Write out the whole listing exactly as it stands.

(Stored data)
***
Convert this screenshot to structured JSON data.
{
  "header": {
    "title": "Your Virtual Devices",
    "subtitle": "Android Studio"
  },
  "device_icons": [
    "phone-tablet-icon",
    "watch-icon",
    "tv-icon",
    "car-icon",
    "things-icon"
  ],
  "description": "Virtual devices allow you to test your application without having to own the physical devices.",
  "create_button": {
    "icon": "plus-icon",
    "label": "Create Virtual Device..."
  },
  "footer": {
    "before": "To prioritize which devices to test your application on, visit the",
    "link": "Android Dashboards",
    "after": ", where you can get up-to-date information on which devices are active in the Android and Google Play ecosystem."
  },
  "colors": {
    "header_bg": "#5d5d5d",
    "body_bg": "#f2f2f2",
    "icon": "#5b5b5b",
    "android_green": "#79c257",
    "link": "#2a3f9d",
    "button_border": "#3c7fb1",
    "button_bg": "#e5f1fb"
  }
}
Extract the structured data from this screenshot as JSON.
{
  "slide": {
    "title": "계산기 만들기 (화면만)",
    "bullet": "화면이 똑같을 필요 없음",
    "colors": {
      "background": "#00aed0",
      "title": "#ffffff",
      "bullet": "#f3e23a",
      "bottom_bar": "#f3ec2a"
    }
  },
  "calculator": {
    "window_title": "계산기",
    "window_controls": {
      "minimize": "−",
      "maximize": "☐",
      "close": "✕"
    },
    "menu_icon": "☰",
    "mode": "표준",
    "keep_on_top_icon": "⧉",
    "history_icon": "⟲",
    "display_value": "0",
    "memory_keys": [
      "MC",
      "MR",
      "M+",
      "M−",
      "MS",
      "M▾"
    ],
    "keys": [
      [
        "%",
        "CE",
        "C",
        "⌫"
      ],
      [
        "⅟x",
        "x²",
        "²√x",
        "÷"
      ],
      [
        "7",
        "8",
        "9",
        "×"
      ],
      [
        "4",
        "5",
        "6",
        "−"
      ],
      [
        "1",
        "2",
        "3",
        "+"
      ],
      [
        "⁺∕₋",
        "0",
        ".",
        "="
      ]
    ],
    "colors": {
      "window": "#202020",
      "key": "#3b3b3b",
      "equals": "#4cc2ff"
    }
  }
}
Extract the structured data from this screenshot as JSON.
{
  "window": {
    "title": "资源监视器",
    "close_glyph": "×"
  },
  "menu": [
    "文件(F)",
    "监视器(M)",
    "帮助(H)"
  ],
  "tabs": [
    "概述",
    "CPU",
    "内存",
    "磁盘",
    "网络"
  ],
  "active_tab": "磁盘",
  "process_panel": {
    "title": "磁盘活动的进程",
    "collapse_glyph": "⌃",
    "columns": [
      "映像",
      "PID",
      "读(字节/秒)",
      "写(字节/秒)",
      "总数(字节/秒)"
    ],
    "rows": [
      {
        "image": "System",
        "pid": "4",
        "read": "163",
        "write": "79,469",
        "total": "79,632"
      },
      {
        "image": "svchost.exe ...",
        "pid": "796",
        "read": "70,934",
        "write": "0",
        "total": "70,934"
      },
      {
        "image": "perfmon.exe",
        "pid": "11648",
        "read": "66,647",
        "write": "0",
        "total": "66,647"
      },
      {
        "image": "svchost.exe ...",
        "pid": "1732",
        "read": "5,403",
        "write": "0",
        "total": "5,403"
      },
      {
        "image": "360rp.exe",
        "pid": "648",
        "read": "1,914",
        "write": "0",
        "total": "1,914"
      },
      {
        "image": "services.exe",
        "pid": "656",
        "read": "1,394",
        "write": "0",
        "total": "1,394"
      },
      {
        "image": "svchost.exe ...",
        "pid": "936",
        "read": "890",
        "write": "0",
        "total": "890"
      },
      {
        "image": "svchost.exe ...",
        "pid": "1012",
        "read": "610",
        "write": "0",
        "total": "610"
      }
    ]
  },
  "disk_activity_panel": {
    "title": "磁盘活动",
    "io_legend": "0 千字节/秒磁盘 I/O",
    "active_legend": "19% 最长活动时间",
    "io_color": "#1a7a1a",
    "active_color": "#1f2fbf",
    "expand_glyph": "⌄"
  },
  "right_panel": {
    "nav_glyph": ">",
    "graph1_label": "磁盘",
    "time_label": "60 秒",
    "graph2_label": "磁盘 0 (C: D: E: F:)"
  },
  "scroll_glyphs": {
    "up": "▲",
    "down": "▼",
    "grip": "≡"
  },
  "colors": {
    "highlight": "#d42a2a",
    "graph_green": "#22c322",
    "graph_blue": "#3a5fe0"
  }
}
***
### Solution for this problem
Convert this screenshot to structured JSON data.
{
  "header": {
    "title": "Your Virtual Devices",
    "subtitle": "Android Studio"
  },
  "device_icons": [
    "phone-tablet-icon",
    "watch-icon",
    "tv-icon",
    "car-icon",
    "things-icon"
  ],
  "description": "Virtual devices allow you to test your application without having to own the physical devices.",
  "create_button": {
    "icon": "plus-icon",
    "label": "Create Virtual Device..."
  },
  "footer": {
    "before": "To prioritize which devices to test your application on, visit the",
    "link": "Android Dashboards",
    "after": ", where you can get up-to-date information on which devices are active in the Android and Google Play ecosystem."
  },
  "colors": {
    "header_bg": "#5d5d5d",
    "body_bg": "#f2f2f2",
    "icon": "#5b5b5b",
    "android_green": "#79c257",
    "link": "#2a3f9d",
    "button_border": "#3c7fb1",
    "button_bg": "#e5f1fb"
  }
}
Extract the structured data from this screenshot as JSON.
{
  "slide": {
    "title": "계산기 만들기 (화면만)",
    "bullet": "화면이 똑같을 필요 없음",
    "colors": {
      "background": "#00aed0",
      "title": "#ffffff",
      "bullet": "#f3e23a",
      "bottom_bar": "#f3ec2a"
    }
  },
  "calculator": {
    "window_title": "계산기",
    "window_controls": {
      "minimize": "−",
      "maximize": "☐",
      "close": "✕"
    },
    "menu_icon": "☰",
    "mode": "표준",
    "keep_on_top_icon": "⧉",
    "history_icon": "⟲",
    "display_value": "0",
    "memory_keys": [
      "MC",
      "MR",
      "M+",
      "M−",
      "MS",
      "M▾"
    ],
    "keys": [
      [
        "%",
        "CE",
        "C",
        "⌫"
      ],
      [
        "⅟x",
        "x²",
        "²√x",
        "÷"
      ],
      [
        "7",
        "8",
        "9",
        "×"
      ],
      [
        "4",
        "5",
        "6",
        "−"
      ],
      [
        "1",
        "2",
        "3",
        "+"
      ],
      [
        "⁺∕₋",
        "0",
        ".",
        "="
      ]
    ],
    "colors": {
      "window": "#202020",
      "key": "#3b3b3b",
      "equals": "#4cc2ff"
    }
  }
}
Extract the structured data from this screenshot as JSON.
{
  "window": {
    "title": "资源监视器",
    "close_glyph": "×"
  },
  "menu": [
    "文件(F)",
    "监视器(M)",
    "帮助(H)"
  ],
  "tabs": [
    "概述",
    "CPU",
    "内存",
    "磁盘",
    "网络"
  ],
  "active_tab": "磁盘",
  "process_panel": {
    "title": "磁盘活动的进程",
    "collapse_glyph": "⌃",
    "columns": [
      "映像",
      "PID",
      "读(字节/秒)",
      "写(字节/秒)",
      "总数(字节/秒)"
    ],
    "rows": [
      {
        "image": "System",
        "pid": "4",
        "read": "163",
        "write": "79,469",
        "total": "79,632"
      },
      {
        "image": "svchost.exe ...",
        "pid": "796",
        "read": "70,934",
        "write": "0",
        "total": "70,934"
      },
      {
        "image": "perfmon.exe",
        "pid": "11648",
        "read": "66,647",
        "write": "0",
        "total": "66,647"
      },
      {
        "image": "svchost.exe ...",
        "pid": "1732",
        "read": "5,403",
        "write": "0",
        "total": "5,403"
      },
      {
        "image": "360rp.exe",
        "pid": "648",
        "read": "1,914",
        "write": "0",
        "total": "1,914"
      },
      {
        "image": "services.exe",
        "pid": "656",
        "read": "1,394",
        "write": "0",
        "total": "1,394"
      },
      {
        "image": "svchost.exe ...",
        "pid": "936",
        "read": "890",
        "write": "0",
        "total": "890"
      },
      {
        "image": "svchost.exe ...",
        "pid": "1012",
        "read": "610",
        "write": "0",
        "total": "610"
      }
    ]
  },
  "disk_activity_panel": {
    "title": "磁盘活动",
    "io_legend": "0 千字节/秒磁盘 I/O",
    "active_legend": "19% 最长活动时间",
    "io_color": "#1a7a1a",
    "active_color": "#1f2fbf",
    "expand_glyph": "⌄"
  },
  "right_panel": {
    "nav_glyph": ">",
    "graph1_label": "磁盘",
    "time_label": "60 秒",
    "graph2_label": "磁盘 0 (C: D: E: F:)"
  },
  "scroll_glyphs": {
    "up": "▲",
    "down": "▼",
    "grip": "≡"
  },
  "colors": {
    "highlight": "#d42a2a",
    "graph_green": "#22c322",
    "graph_blue": "#3a5fe0"
  }
}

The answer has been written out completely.